▶ Extract provided
▼

The Scottsboro Boys

Music and Lyrics by John Kander & Fred Ebb
Book by David Thompson
Direction and Choreography by Susan Stroman
Featuring John Cullum, Joshua Henry, Colman Domingo, Forrest McClendon
Lyceum Theatre, 149 West 45th Street
October 31, 2010 [opening] — December 12, 2010 [announced closing]

Reviewed by Martha Wade Steketee
December 8, 2010

An eager.  full, and energized house at the Lyceum this evening.  It’s cold outside, it has been newly announced that this show is closing at the end of the week and some of us have rushed to catch the ephemeral event.  Big coats, sweaters, little seats, a smallish Broadway house with 19th century detailing, and persistent ushers with flashlights pestering patrons to turn off their cell phones before the show starts.  Now.  I’m loving this house staff.  They explain to the miscreants in the first few center rows (where I am seated and, for the moment at least, not one of the miscreants) that the show begins in absolute darkness and with action down the aisles.  I’m thinking to myself: behavior at every show should reflect this kind of respect for the artists on stage and the creators who have written the words and music and staged the moments.

▲

▶ Exercise details
Answer these questions about the Scottsboro Boys review above:
1. Who wrote the book for the show?
2. At what theater and street address was the show playing?
3. What did the ushers tell patrons in the first few center rows about how the show begins?

Collected data
▼

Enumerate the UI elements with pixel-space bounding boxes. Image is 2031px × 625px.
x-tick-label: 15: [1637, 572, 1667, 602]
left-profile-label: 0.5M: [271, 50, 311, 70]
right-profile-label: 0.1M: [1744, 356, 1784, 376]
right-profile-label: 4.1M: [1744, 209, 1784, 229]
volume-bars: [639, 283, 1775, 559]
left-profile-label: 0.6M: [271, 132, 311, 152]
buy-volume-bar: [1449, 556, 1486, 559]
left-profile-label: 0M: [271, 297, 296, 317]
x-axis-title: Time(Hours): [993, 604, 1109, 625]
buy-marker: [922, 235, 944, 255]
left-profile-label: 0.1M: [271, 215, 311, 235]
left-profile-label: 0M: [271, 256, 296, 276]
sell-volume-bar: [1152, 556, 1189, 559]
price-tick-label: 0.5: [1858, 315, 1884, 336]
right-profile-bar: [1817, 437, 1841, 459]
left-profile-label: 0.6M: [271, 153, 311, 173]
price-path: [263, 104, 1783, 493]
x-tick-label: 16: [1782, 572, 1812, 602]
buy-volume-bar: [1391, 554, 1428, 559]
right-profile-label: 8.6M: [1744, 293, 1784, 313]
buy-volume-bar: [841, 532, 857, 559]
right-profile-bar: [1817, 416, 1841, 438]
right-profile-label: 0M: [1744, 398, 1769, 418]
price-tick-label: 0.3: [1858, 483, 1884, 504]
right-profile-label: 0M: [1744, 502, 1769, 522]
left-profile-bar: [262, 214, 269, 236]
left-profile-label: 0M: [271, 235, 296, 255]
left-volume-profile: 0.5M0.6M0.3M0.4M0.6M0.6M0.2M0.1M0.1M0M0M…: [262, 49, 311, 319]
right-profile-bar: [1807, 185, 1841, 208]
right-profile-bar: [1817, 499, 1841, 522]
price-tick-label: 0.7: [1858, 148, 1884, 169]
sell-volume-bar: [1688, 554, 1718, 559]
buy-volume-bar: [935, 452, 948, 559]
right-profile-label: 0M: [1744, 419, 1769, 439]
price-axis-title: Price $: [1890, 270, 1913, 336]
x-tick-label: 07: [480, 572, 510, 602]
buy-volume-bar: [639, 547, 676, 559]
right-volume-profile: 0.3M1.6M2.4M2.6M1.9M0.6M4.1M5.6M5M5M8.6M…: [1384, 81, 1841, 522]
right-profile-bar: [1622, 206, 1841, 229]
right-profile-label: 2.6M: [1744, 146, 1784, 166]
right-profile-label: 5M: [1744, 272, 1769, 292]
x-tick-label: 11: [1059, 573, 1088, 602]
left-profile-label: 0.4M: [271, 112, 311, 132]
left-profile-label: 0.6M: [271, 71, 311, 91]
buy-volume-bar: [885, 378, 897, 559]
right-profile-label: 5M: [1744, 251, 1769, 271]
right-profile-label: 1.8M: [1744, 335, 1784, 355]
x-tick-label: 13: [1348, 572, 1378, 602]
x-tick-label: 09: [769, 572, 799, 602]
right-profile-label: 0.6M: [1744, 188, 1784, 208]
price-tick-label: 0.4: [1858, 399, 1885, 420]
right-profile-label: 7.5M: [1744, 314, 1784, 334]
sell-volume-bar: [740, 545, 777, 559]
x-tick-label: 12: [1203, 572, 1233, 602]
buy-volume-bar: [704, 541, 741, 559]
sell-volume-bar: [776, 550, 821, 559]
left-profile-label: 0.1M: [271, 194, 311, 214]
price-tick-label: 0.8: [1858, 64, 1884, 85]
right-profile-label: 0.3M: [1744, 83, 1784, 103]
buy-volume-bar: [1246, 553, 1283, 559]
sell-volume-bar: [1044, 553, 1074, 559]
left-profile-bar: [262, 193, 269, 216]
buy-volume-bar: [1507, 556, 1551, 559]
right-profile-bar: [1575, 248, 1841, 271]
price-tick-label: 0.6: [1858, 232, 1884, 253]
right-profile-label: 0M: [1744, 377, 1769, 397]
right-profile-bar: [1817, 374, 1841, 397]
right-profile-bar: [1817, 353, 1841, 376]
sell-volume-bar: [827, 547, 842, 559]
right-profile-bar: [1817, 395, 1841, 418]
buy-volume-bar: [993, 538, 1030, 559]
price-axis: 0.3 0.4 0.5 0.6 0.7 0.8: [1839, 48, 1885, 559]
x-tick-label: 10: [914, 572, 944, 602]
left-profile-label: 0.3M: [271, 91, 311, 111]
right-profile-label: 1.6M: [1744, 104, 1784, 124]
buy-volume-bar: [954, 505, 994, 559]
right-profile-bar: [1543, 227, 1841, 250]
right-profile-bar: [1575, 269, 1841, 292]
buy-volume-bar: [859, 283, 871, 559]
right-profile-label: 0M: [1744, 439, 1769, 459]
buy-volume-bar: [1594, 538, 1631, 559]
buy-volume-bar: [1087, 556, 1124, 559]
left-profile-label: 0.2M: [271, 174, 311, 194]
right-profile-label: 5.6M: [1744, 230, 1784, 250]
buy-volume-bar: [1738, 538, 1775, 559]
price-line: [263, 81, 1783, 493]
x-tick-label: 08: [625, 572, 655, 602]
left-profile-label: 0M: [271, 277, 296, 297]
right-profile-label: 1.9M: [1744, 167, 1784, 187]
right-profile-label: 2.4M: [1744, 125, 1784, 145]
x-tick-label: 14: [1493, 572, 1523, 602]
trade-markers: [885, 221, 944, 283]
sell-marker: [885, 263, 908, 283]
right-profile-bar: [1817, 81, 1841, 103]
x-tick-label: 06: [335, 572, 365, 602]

▲

▶ Task solution
1. David Thompson
2. The Lyceum Theatre, 149 West 45th Street
3. The show begins in absolute darkness, with action down the aisles.